# [BRIEF]
Find the word "screenshot" in the listing; pull out each line holding it.

(Figure record extracts)
######
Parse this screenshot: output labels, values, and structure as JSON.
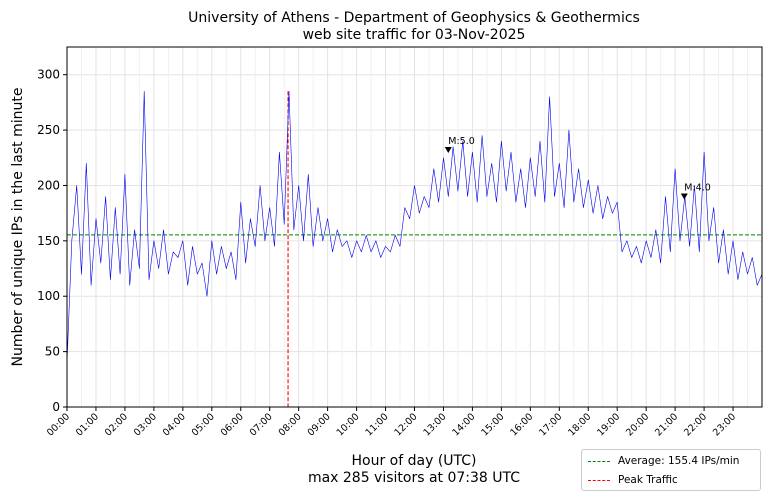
{
  "chart_data": {
    "type": "line",
    "title": "University of Athens - Department of Geophysics & Geothermics",
    "subtitle": "web site traffic for 03-Nov-2025",
    "xlabel": "Hour of day (UTC)",
    "xlabel_sub": "max 285 visitors at 07:38 UTC",
    "ylabel": "Number of unique IPs in the last minute",
    "xlim": [
      0,
      1440
    ],
    "ylim": [
      0,
      325
    ],
    "yticks": [
      0,
      50,
      100,
      150,
      200,
      250,
      300
    ],
    "xtick_labels": [
      "00:00",
      "01:00",
      "02:00",
      "03:00",
      "04:00",
      "05:00",
      "06:00",
      "07:00",
      "08:00",
      "09:00",
      "10:00",
      "11:00",
      "12:00",
      "13:00",
      "14:00",
      "15:00",
      "16:00",
      "17:00",
      "18:00",
      "19:00",
      "20:00",
      "21:00",
      "22:00",
      "23:00"
    ],
    "grid": true,
    "legend_position": "below-right",
    "series": [
      {
        "color": "#0000ee",
        "x_minutes": [
          0,
          10,
          20,
          30,
          40,
          50,
          60,
          70,
          80,
          90,
          100,
          110,
          120,
          130,
          140,
          150,
          160,
          170,
          180,
          190,
          200,
          210,
          220,
          230,
          240,
          250,
          260,
          270,
          280,
          290,
          300,
          310,
          320,
          330,
          340,
          350,
          360,
          370,
          380,
          390,
          400,
          410,
          420,
          430,
          440,
          450,
          460,
          470,
          480,
          490,
          500,
          510,
          520,
          530,
          540,
          550,
          560,
          570,
          580,
          590,
          600,
          610,
          620,
          630,
          640,
          650,
          660,
          670,
          680,
          690,
          700,
          710,
          720,
          730,
          740,
          750,
          760,
          770,
          780,
          790,
          800,
          810,
          820,
          830,
          840,
          850,
          860,
          870,
          880,
          890,
          900,
          910,
          920,
          930,
          940,
          950,
          960,
          970,
          980,
          990,
          1000,
          1010,
          1020,
          1030,
          1040,
          1050,
          1060,
          1070,
          1080,
          1090,
          1100,
          1110,
          1120,
          1130,
          1140,
          1150,
          1160,
          1170,
          1180,
          1190,
          1200,
          1210,
          1220,
          1230,
          1240,
          1250,
          1260,
          1270,
          1280,
          1290,
          1300,
          1310,
          1320,
          1330,
          1340,
          1350,
          1360,
          1370,
          1380,
          1390,
          1400,
          1410,
          1420,
          1430,
          1440
        ],
        "values": [
          40,
          150,
          200,
          120,
          220,
          110,
          170,
          130,
          190,
          115,
          180,
          120,
          210,
          110,
          160,
          125,
          285,
          115,
          150,
          125,
          160,
          120,
          140,
          135,
          150,
          110,
          145,
          120,
          130,
          100,
          150,
          120,
          145,
          125,
          140,
          115,
          185,
          130,
          170,
          145,
          200,
          150,
          180,
          145,
          230,
          165,
          285,
          160,
          200,
          150,
          210,
          145,
          180,
          150,
          170,
          140,
          160,
          145,
          150,
          135,
          150,
          140,
          155,
          140,
          150,
          135,
          145,
          140,
          155,
          145,
          180,
          170,
          200,
          175,
          190,
          180,
          215,
          185,
          225,
          190,
          235,
          195,
          240,
          190,
          230,
          185,
          245,
          190,
          220,
          185,
          240,
          195,
          230,
          185,
          215,
          180,
          225,
          190,
          240,
          185,
          280,
          190,
          220,
          180,
          250,
          185,
          215,
          180,
          205,
          175,
          200,
          170,
          190,
          175,
          185,
          140,
          150,
          135,
          145,
          130,
          150,
          135,
          160,
          130,
          190,
          140,
          215,
          150,
          190,
          145,
          200,
          140,
          230,
          150,
          180,
          130,
          160,
          120,
          150,
          115,
          140,
          120,
          135,
          110,
          120
        ]
      }
    ],
    "reference_lines": [
      {
        "kind": "horizontal",
        "y": 155.4,
        "color": "#008000",
        "label": "Average: 155.4 IPs/min"
      },
      {
        "kind": "vertical",
        "x": 458,
        "y_top": 285,
        "color": "#ff0000",
        "label": "Peak Traffic"
      }
    ],
    "annotations": [
      {
        "text": "M:5.0",
        "x": 790,
        "y": 232
      },
      {
        "text": "M:4.0",
        "x": 1279,
        "y": 190
      }
    ]
  }
}
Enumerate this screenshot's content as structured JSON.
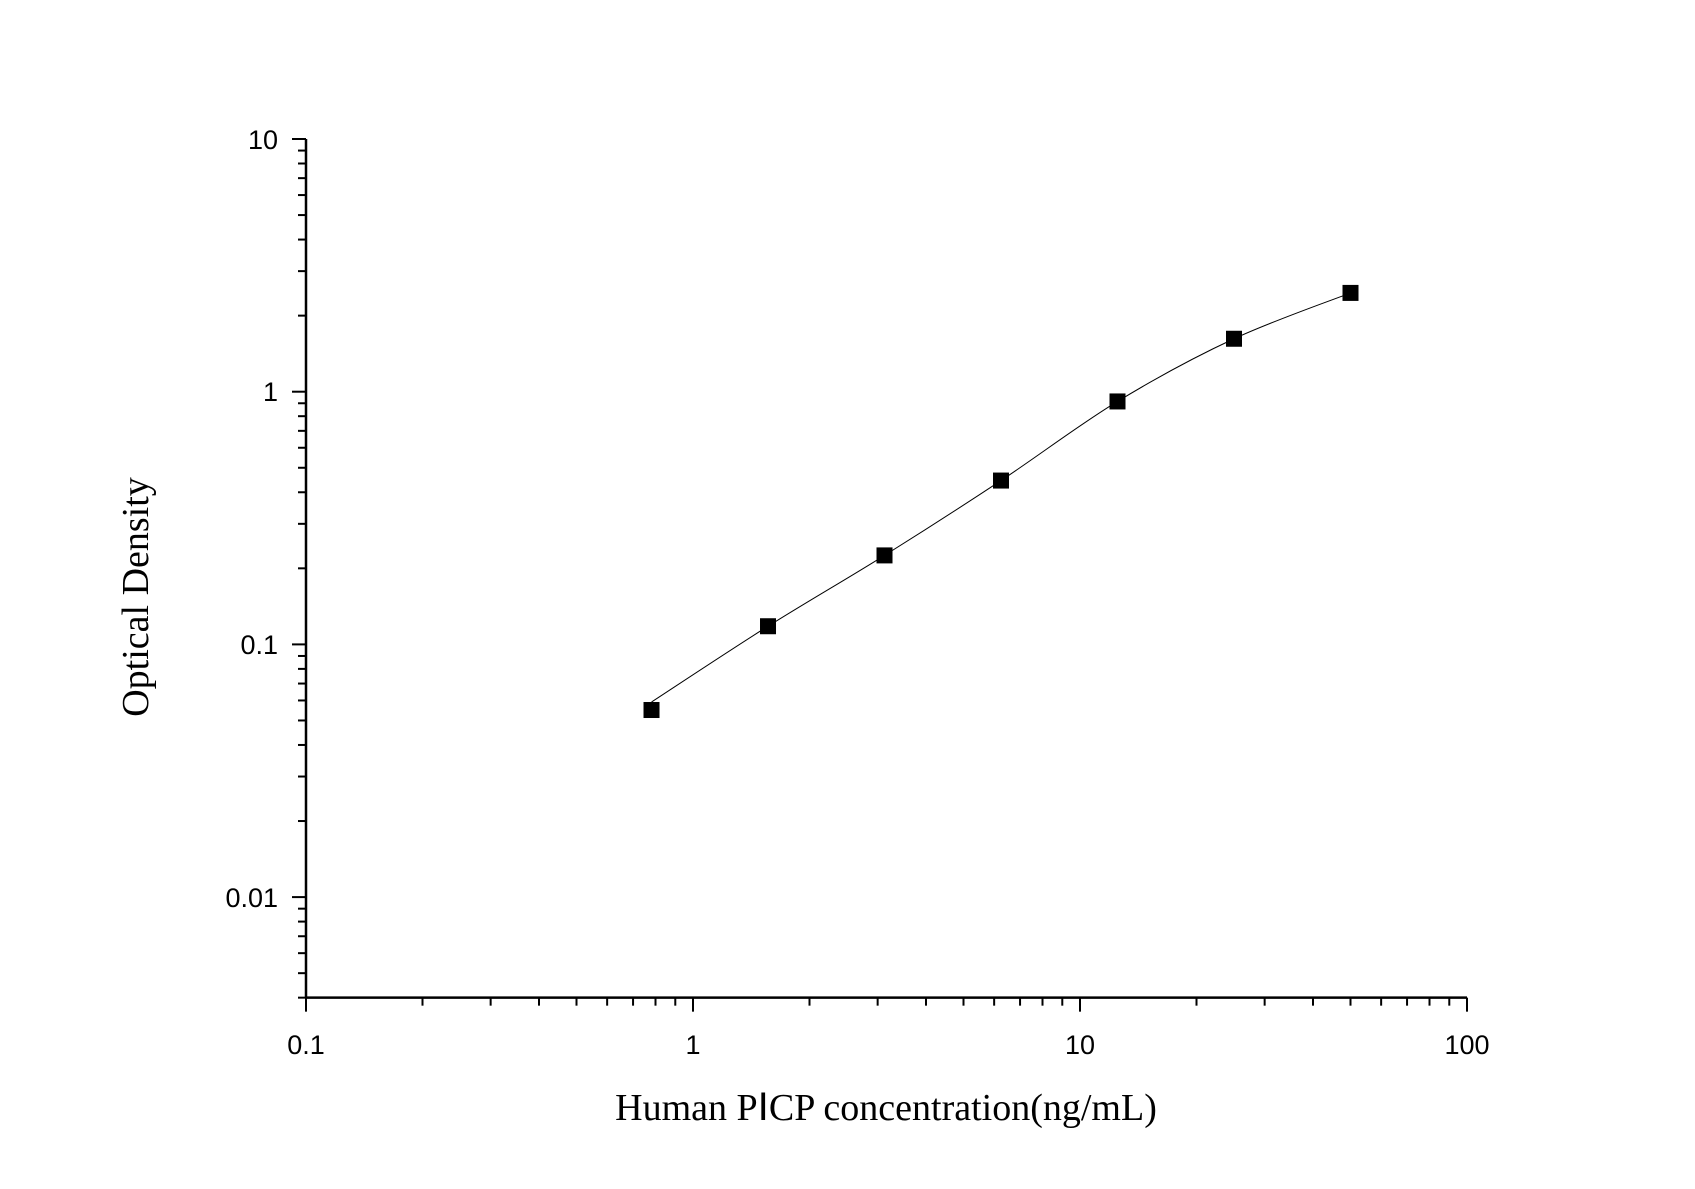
{
  "chart_data": {
    "type": "scatter",
    "title": "",
    "xlabel": "Human PⅠCP concentration(ng/mL)",
    "ylabel": "Optical Density",
    "x_scale": "log",
    "y_scale": "log",
    "xlim": [
      0.1,
      100
    ],
    "ylim": [
      0.004,
      10
    ],
    "x_ticks": [
      "0.1",
      "1",
      "10",
      "100"
    ],
    "y_ticks": [
      "0.01",
      "0.1",
      "1",
      "10"
    ],
    "grid": false,
    "legend": "none",
    "marker": "square",
    "marker_color": "#000000",
    "fit_curve": true,
    "series": [
      {
        "x": [
          0.78125,
          1.5625,
          3.125,
          6.25,
          12.5,
          25,
          50
        ],
        "y": [
          0.055,
          0.118,
          0.225,
          0.445,
          0.915,
          1.62,
          2.46
        ]
      }
    ]
  }
}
######
# [EXERCISE RESULT]
Parse this screenshot: output labels, values, and structure as JSON.
Enumerate this screenshot's content as structured JSON.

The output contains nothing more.